Every record must be repeated exactly; omit any pictures they contain.

▶ INPUT ROWS:
'''

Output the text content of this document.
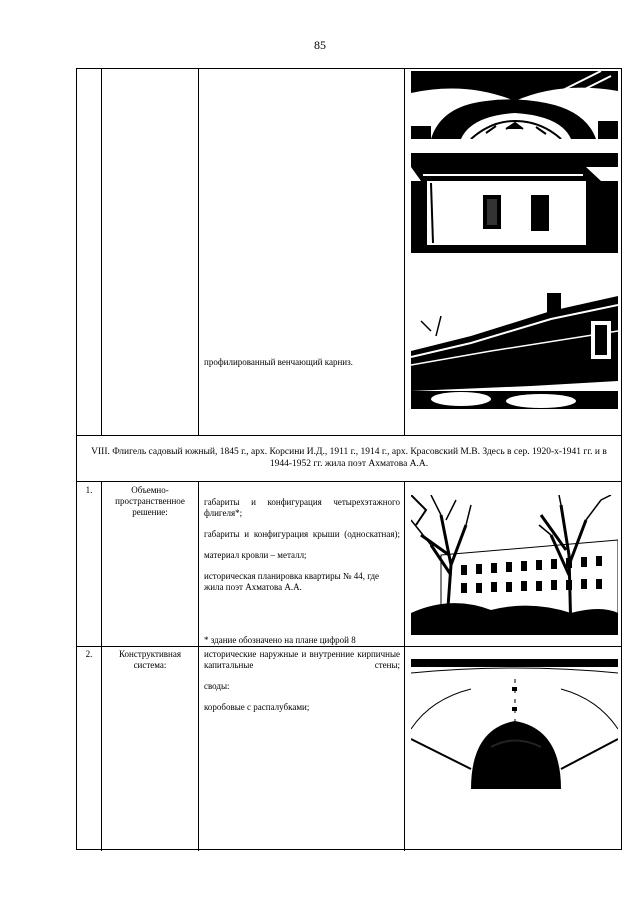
85
профилированный венчающий карниз.
VIII. Флигель садовый южный, 1845 г., арх. Корсини И.Д., 1911 г., 1914 г., арх. Красовский М.В. Здесь в сер. 1920-х-1941 гг. и в 1944-1952 гг. жила поэт Ахматова А.А.
1.	Объемно-пространственное решение:

габариты и конфигурация четырехэтажного флигеля*;

габариты и конфигурация крыши (односкатная);

материал кровли – металл;

историческая планировка квартиры № 44, где жила поэт Ахматова А.А.

* здание обозначено на плане цифрой 8
2.	Конструктивная система:

исторические наружные и внутренние кирпичные капитальные стены;

своды:

коробовые с распалубками;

'''

▶ COMPLETE RESPONSE:
Output the text content of this document.
85
профилированный венчающий карниз.
VIII. Флигель садовый южный, 1845 г., арх. Корсини И.Д., 1911 г., 1914 г., арх. Красовский М.В. Здесь в сер. 1920-х-1941 гг. и в 1944-1952 гг. жила поэт Ахматова А.А.
1.	Объемно-пространственное решение:

габариты и конфигурация четырехэтажного флигеля*;

габариты и конфигурация крыши (односкатная);

материал кровли – металл;

историческая планировка квартиры № 44, где жила поэт Ахматова А.А.

* здание обозначено на плане цифрой 8
2.	Конструктивная система:

исторические наружные и внутренние кирпичные капитальные стены;

своды:

коробовые с распалубками;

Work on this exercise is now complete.